Work to do: Skip the pictures. Copy all the rest of the records down exactly.

Figure record extracts:
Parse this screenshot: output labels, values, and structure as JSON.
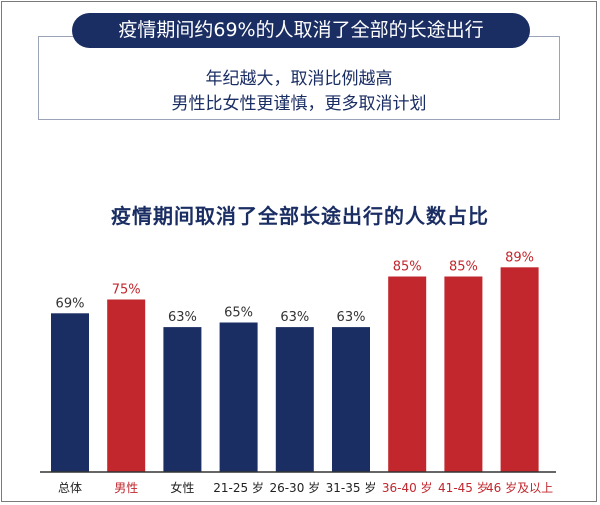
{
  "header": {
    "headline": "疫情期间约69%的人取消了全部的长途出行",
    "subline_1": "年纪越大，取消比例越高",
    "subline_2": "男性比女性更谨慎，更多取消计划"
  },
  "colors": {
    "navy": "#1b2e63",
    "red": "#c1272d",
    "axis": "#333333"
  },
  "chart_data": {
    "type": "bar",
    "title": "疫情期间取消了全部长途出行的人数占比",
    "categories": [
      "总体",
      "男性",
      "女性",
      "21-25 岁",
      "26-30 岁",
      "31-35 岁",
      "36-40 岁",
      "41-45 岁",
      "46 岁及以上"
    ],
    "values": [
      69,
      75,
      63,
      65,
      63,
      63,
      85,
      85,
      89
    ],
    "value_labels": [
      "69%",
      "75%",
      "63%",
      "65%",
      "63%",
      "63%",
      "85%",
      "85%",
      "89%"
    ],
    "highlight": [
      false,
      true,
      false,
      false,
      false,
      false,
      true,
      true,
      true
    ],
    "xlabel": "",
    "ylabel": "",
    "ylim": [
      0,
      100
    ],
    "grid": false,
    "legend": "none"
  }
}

Answer to the task:
Parse this screenshot: output labels, values, and structure as JSON.
{
  "header": {
    "headline": "疫情期间约69%的人取消了全部的长途出行",
    "subline_1": "年纪越大，取消比例越高",
    "subline_2": "男性比女性更谨慎，更多取消计划"
  },
  "colors": {
    "navy": "#1b2e63",
    "red": "#c1272d",
    "axis": "#333333"
  },
  "chart_data": {
    "type": "bar",
    "title": "疫情期间取消了全部长途出行的人数占比",
    "categories": [
      "总体",
      "男性",
      "女性",
      "21-25 岁",
      "26-30 岁",
      "31-35 岁",
      "36-40 岁",
      "41-45 岁",
      "46 岁及以上"
    ],
    "values": [
      69,
      75,
      63,
      65,
      63,
      63,
      85,
      85,
      89
    ],
    "value_labels": [
      "69%",
      "75%",
      "63%",
      "65%",
      "63%",
      "63%",
      "85%",
      "85%",
      "89%"
    ],
    "highlight": [
      false,
      true,
      false,
      false,
      false,
      false,
      true,
      true,
      true
    ],
    "xlabel": "",
    "ylabel": "",
    "ylim": [
      0,
      100
    ],
    "grid": false,
    "legend": "none"
  }
}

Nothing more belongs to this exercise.